* Collected data
========================================

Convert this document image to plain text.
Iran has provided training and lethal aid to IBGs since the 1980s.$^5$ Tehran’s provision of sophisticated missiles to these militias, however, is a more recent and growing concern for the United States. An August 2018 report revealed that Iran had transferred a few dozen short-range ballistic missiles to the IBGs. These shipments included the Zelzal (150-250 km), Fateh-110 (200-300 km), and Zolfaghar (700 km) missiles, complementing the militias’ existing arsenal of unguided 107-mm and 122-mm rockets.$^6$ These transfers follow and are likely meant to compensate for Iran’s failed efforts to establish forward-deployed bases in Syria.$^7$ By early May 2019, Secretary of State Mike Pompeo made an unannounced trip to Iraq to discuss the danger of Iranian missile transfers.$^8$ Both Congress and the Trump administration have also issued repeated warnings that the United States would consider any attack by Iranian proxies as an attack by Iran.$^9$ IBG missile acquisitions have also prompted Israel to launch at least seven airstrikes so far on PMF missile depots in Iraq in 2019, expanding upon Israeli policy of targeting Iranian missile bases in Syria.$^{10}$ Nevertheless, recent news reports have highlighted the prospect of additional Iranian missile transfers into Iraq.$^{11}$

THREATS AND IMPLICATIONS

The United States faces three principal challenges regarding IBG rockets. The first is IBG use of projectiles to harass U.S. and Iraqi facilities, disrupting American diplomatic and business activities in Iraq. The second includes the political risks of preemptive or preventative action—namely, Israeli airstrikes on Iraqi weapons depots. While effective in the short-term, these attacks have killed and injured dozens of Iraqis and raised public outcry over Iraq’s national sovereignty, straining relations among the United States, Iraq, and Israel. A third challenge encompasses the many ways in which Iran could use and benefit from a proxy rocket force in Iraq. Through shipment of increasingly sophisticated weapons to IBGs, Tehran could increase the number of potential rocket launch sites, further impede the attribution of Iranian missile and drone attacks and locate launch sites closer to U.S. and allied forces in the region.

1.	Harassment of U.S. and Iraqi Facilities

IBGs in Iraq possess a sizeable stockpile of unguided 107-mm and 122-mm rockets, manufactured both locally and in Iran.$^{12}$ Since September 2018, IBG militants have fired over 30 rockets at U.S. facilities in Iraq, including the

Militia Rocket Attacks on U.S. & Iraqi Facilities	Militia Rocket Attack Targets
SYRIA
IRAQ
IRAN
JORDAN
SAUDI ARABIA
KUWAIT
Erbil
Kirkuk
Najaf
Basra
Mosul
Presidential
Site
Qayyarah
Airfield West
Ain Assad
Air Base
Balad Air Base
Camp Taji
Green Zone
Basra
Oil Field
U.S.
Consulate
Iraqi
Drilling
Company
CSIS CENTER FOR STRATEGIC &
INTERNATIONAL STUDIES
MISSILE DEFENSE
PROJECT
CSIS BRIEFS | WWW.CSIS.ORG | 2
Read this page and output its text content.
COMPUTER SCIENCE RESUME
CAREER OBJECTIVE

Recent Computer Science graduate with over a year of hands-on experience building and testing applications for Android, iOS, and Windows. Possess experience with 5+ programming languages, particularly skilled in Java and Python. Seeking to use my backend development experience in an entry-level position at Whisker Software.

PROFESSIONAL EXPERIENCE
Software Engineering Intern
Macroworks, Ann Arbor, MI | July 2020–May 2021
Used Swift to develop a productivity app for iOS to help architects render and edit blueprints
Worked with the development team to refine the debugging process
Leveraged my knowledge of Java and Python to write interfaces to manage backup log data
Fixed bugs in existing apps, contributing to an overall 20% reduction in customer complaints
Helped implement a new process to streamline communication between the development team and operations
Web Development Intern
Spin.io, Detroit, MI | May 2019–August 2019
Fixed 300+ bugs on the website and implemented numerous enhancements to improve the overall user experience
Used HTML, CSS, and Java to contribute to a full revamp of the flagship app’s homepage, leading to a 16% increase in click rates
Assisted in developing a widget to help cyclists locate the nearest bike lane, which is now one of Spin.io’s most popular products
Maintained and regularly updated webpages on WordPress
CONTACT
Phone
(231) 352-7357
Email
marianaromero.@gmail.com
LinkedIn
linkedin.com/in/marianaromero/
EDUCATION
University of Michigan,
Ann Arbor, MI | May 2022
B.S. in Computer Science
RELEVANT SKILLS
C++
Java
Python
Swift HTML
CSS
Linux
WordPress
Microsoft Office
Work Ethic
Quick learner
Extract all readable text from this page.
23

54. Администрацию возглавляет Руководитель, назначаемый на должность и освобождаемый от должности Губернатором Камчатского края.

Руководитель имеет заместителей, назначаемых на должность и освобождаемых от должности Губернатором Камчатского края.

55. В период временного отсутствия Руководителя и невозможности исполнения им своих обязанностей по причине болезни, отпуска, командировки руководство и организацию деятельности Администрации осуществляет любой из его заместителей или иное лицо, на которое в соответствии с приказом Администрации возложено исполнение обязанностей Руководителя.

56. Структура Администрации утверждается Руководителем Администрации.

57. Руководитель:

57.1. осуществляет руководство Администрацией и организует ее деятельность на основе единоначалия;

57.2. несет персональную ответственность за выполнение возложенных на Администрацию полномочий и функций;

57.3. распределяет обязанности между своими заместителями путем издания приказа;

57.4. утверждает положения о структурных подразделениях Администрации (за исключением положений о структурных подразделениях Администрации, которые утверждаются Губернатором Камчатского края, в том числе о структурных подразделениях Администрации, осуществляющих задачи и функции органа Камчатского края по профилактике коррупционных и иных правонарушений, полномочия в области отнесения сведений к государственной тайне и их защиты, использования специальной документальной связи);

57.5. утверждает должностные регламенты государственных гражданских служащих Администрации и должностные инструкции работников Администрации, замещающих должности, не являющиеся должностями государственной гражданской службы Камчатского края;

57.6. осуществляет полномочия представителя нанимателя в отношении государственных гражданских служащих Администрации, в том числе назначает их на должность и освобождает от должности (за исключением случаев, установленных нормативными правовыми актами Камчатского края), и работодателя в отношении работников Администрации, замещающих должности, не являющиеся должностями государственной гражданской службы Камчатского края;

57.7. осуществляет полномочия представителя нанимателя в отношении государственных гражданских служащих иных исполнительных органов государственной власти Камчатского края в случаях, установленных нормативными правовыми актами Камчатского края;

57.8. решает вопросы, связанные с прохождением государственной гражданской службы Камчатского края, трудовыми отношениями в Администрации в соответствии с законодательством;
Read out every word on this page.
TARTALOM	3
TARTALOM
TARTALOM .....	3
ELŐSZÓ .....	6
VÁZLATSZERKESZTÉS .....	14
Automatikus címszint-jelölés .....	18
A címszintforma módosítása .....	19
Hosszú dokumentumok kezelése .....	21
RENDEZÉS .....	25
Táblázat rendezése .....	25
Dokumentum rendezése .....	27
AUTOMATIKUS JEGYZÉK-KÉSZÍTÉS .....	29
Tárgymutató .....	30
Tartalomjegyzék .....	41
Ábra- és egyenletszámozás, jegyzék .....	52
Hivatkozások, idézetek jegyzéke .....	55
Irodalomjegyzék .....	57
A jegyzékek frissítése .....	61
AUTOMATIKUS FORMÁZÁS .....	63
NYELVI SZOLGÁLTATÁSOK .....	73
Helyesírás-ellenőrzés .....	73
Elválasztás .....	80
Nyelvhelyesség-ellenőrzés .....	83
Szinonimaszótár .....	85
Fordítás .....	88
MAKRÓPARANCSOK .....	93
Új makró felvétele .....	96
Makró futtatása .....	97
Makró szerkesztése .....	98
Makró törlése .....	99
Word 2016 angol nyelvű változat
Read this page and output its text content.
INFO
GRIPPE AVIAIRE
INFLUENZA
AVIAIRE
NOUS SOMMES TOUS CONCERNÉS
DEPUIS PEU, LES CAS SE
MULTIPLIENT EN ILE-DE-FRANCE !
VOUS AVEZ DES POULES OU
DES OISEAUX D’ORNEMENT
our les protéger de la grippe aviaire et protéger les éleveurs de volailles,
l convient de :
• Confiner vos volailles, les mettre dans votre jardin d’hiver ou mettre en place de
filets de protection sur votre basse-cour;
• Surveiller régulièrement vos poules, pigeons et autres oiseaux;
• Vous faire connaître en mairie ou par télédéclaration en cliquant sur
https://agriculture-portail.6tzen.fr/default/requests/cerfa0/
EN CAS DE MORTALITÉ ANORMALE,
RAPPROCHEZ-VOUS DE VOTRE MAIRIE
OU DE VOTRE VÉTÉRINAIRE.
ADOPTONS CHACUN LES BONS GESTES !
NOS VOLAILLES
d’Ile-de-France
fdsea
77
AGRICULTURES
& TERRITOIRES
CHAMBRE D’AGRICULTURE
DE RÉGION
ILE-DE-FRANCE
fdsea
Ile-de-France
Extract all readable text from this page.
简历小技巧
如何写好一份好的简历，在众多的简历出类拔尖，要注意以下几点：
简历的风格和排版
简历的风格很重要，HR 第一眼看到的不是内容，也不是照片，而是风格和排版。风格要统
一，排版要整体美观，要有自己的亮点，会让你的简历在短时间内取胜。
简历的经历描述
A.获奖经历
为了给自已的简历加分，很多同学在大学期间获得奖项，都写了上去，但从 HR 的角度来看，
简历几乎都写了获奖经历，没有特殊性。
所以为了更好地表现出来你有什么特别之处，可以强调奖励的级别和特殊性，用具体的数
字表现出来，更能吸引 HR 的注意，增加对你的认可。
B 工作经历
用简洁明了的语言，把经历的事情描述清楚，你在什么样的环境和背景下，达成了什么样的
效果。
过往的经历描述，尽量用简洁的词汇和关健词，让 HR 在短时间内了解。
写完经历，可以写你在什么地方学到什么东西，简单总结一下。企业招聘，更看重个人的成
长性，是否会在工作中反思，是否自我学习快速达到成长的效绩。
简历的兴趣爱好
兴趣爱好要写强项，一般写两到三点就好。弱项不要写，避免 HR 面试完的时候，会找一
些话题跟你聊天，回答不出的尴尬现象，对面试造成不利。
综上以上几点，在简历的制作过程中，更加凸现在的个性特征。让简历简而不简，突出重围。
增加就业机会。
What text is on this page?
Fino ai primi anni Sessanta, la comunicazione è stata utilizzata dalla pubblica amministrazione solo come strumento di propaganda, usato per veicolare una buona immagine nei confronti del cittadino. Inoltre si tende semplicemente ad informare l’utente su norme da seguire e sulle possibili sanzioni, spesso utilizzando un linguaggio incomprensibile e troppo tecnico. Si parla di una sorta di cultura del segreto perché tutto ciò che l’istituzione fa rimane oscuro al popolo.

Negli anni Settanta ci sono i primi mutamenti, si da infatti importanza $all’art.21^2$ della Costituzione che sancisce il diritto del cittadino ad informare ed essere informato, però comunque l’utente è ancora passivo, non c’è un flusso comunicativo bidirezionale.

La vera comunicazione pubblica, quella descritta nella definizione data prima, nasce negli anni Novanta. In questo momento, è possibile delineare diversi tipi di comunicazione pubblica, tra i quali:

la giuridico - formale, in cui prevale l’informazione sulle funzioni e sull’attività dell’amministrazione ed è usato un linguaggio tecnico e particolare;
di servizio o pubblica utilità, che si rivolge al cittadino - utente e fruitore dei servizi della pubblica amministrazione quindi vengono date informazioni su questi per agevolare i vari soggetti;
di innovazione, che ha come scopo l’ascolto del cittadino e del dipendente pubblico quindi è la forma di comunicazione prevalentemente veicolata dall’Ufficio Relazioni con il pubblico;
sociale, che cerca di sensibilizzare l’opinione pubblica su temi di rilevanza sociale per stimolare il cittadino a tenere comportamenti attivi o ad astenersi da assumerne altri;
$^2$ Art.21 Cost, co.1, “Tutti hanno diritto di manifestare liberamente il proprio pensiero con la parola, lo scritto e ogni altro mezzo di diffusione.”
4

========================================

* Set problem
Tally how many lines of the data include the word "актами". Write the number and nothing else.

* Task output
2